▸ **Work instructions**: Could you give the data below again, exactly and completely?

▸ **Material for this task**:

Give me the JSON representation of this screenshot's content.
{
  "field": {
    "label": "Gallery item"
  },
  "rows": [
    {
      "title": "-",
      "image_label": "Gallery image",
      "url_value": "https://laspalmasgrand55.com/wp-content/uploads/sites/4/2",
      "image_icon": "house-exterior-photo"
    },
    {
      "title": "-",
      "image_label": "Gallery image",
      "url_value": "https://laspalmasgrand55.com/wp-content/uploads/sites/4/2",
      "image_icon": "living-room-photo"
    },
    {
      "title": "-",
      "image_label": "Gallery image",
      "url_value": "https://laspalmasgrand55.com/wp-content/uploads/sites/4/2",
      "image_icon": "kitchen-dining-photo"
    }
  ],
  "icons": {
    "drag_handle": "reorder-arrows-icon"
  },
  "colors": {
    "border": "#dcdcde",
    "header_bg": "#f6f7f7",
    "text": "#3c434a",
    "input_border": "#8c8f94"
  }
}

▸ **Completed exercise**:
Give me the JSON representation of this screenshot's content.
{
  "field": {
    "label": "Gallery item"
  },
  "rows": [
    {
      "title": "-",
      "image_label": "Gallery image",
      "url_value": "https://laspalmasgrand55.com/wp-content/uploads/sites/4/2",
      "image_icon": "house-exterior-photo"
    },
    {
      "title": "-",
      "image_label": "Gallery image",
      "url_value": "https://laspalmasgrand55.com/wp-content/uploads/sites/4/2",
      "image_icon": "living-room-photo"
    },
    {
      "title": "-",
      "image_label": "Gallery image",
      "url_value": "https://laspalmasgrand55.com/wp-content/uploads/sites/4/2",
      "image_icon": "kitchen-dining-photo"
    }
  ],
  "icons": {
    "drag_handle": "reorder-arrows-icon"
  },
  "colors": {
    "border": "#dcdcde",
    "header_bg": "#f6f7f7",
    "text": "#3c434a",
    "input_border": "#8c8f94"
  }
}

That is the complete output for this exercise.